--- start of Raw data ---
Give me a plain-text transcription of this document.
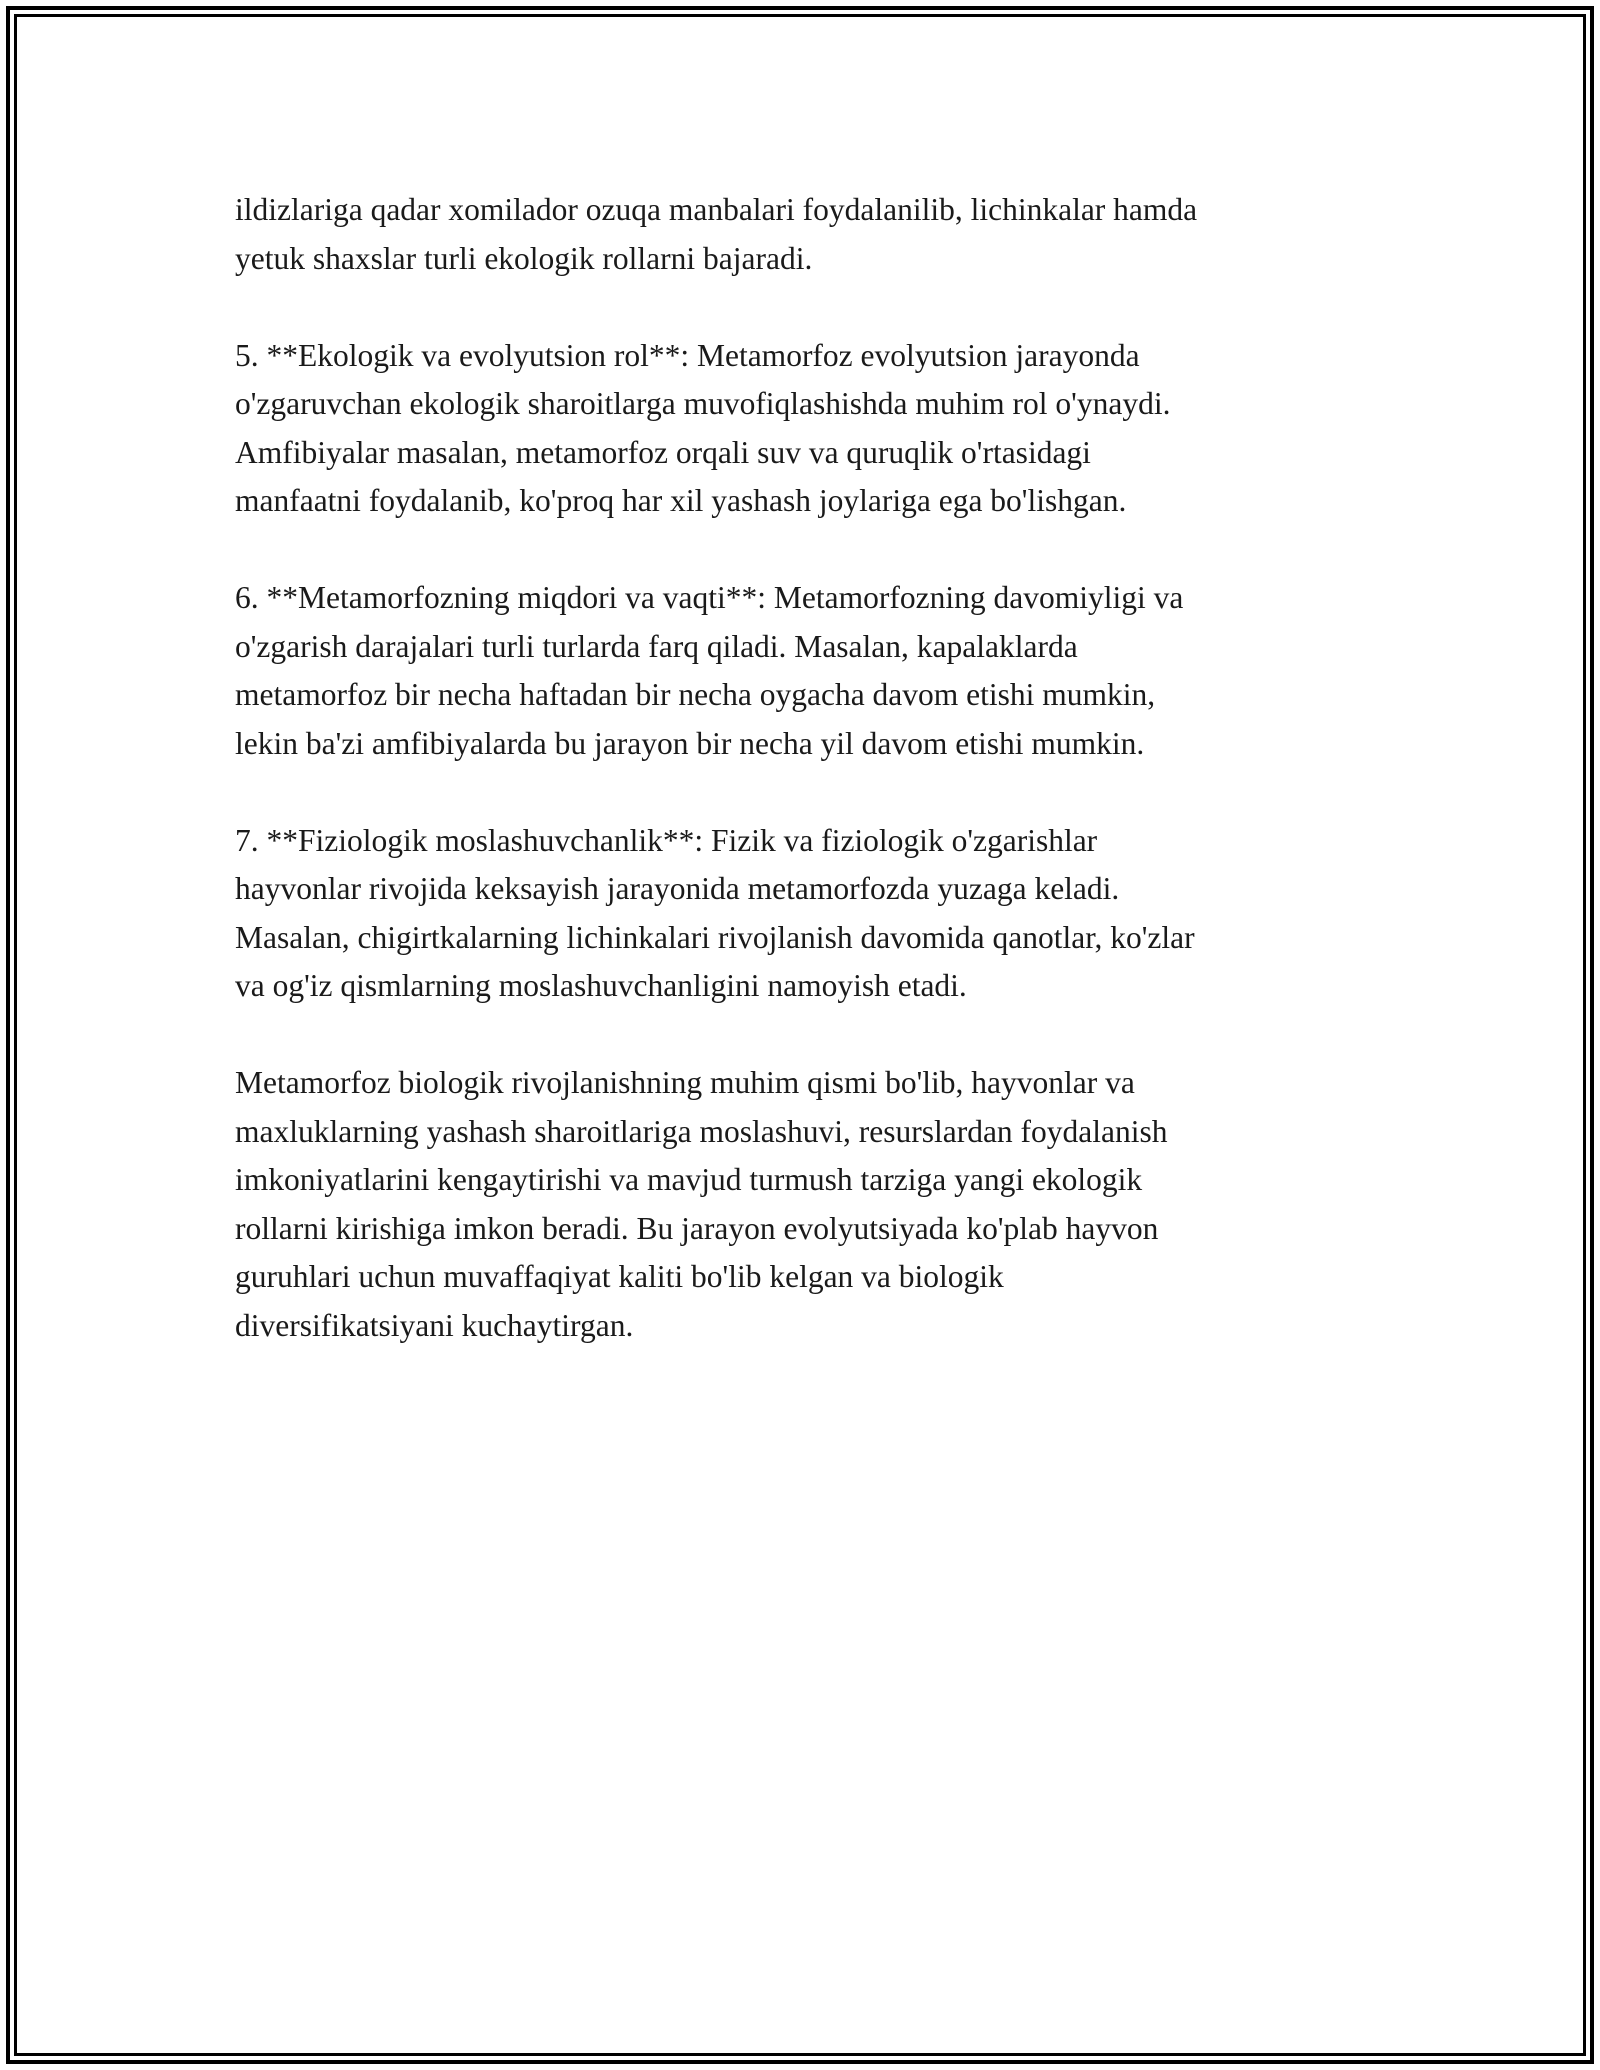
ildizlariga qadar xomilador ozuqa manbalari foydalanilib, lichinkalar hamda
yetuk shaxslar turli ekologik rollarni bajaradi.

5. **Ekologik va evolyutsion rol**: Metamorfoz evolyutsion jarayonda
o'zgaruvchan ekologik sharoitlarga muvofiqlashishda muhim rol o'ynaydi.
Amfibiyalar masalan, metamorfoz orqali suv va quruqlik o'rtasidagi
manfaatni foydalanib, ko'proq har xil yashash joylariga ega bo'lishgan.

6. **Metamorfozning miqdori va vaqti**: Metamorfozning davomiyligi va
o'zgarish darajalari turli turlarda farq qiladi. Masalan, kapalaklarda
metamorfoz bir necha haftadan bir necha oygacha davom etishi mumkin,
lekin ba'zi amfibiyalarda bu jarayon bir necha yil davom etishi mumkin.

7. **Fiziologik moslashuvchanlik**: Fizik va fiziologik o'zgarishlar
hayvonlar rivojida keksayish jarayonida metamorfozda yuzaga keladi.
Masalan, chigirtkalarning lichinkalari rivojlanish davomida qanotlar, ko'zlar
va og'iz qismlarning moslashuvchanligini namoyish etadi.

Metamorfoz biologik rivojlanishning muhim qismi bo'lib, hayvonlar va
maxluklarning yashash sharoitlariga moslashuvi, resurslardan foydalanish
imkoniyatlarini kengaytirishi va mavjud turmush tarziga yangi ekologik
rollarni kirishiga imkon beradi. Bu jarayon evolyutsiyada ko'plab hayvon
guruhlari uchun muvaffaqiyat kaliti bo'lib kelgan va biologik
diversifikatsiyani kuchaytirgan.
--- end of Raw data ---
▸ Brief
Of the lines in the listing, how many hold the word "hayvonlar"? Nothing but the number is needed.

▸ Solution to this exercise
2